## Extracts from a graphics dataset
## begin

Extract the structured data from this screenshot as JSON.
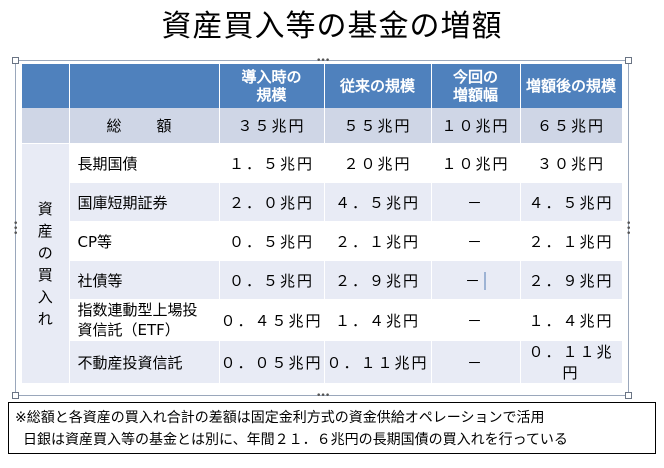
{
  "title": "資産買入等の基金の増額",
  "table": {
    "headers": [
      "",
      "",
      "導入時の\n規模",
      "従来の規模",
      "今回の\n増額幅",
      "増額後の規模"
    ],
    "header_lines": {
      "intro": [
        "導入時の",
        "規模"
      ],
      "prev": "従来の規模",
      "increase": [
        "今回の",
        "増額幅"
      ],
      "after": "増額後の規模"
    },
    "total": {
      "label": "総　額",
      "values": [
        "３５兆円",
        "５５兆円",
        "１０兆円",
        "６５兆円"
      ]
    },
    "side_label": [
      "資",
      "産",
      "の",
      "買",
      "入",
      "れ"
    ],
    "rows": [
      {
        "label": "長期国債",
        "values": [
          "１．５兆円",
          "２０兆円",
          "１０兆円",
          "３０兆円"
        ]
      },
      {
        "label": "国庫短期証券",
        "values": [
          "２．０兆円",
          "４．５兆円",
          "－",
          "４．５兆円"
        ]
      },
      {
        "label": "CP等",
        "values": [
          "０．５兆円",
          "２．１兆円",
          "－",
          "２．１兆円"
        ]
      },
      {
        "label": "社債等",
        "values": [
          "０．５兆円",
          "２．９兆円",
          "－",
          "２．９兆円"
        ]
      },
      {
        "label_lines": [
          "指数連動型上場投",
          "資信託（ETF）"
        ],
        "values": [
          "０．４５兆円",
          "１．４兆円",
          "－",
          "１．４兆円"
        ]
      },
      {
        "label": "不動産投資信託",
        "values": [
          "０．０５兆円",
          "０．１１兆円",
          "－",
          "０．１１兆円"
        ]
      }
    ]
  },
  "notes": [
    "※総額と各資産の買入れ合計の差額は固定金利方式の資金供給オペレーションで活用",
    "日銀は資産買入等の基金とは別に、年間２１．６兆円の長期国債の買入れを行っている"
  ],
  "colors": {
    "header_bg": "#4f81bd",
    "total_bg": "#cfd6e6",
    "band_bg": "#e8ebf5"
  }
}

## end

## Your instructions
Go through the listing above and quote it exactly, apart from its images.

## Answer to the exercise
Extract the structured data from this screenshot as JSON.
{
  "title": "資産買入等の基金の増額",
  "table": {
    "headers": [
      "",
      "",
      "導入時の\n規模",
      "従来の規模",
      "今回の\n増額幅",
      "増額後の規模"
    ],
    "header_lines": {
      "intro": [
        "導入時の",
        "規模"
      ],
      "prev": "従来の規模",
      "increase": [
        "今回の",
        "増額幅"
      ],
      "after": "増額後の規模"
    },
    "total": {
      "label": "総　額",
      "values": [
        "３５兆円",
        "５５兆円",
        "１０兆円",
        "６５兆円"
      ]
    },
    "side_label": [
      "資",
      "産",
      "の",
      "買",
      "入",
      "れ"
    ],
    "rows": [
      {
        "label": "長期国債",
        "values": [
          "１．５兆円",
          "２０兆円",
          "１０兆円",
          "３０兆円"
        ]
      },
      {
        "label": "国庫短期証券",
        "values": [
          "２．０兆円",
          "４．５兆円",
          "－",
          "４．５兆円"
        ]
      },
      {
        "label": "CP等",
        "values": [
          "０．５兆円",
          "２．１兆円",
          "－",
          "２．１兆円"
        ]
      },
      {
        "label": "社債等",
        "values": [
          "０．５兆円",
          "２．９兆円",
          "－",
          "２．９兆円"
        ]
      },
      {
        "label_lines": [
          "指数連動型上場投",
          "資信託（ETF）"
        ],
        "values": [
          "０．４５兆円",
          "１．４兆円",
          "－",
          "１．４兆円"
        ]
      },
      {
        "label": "不動産投資信託",
        "values": [
          "０．０５兆円",
          "０．１１兆円",
          "－",
          "０．１１兆円"
        ]
      }
    ]
  },
  "notes": [
    "※総額と各資産の買入れ合計の差額は固定金利方式の資金供給オペレーションで活用",
    "日銀は資産買入等の基金とは別に、年間２１．６兆円の長期国債の買入れを行っている"
  ],
  "colors": {
    "header_bg": "#4f81bd",
    "total_bg": "#cfd6e6",
    "band_bg": "#e8ebf5"
  }
}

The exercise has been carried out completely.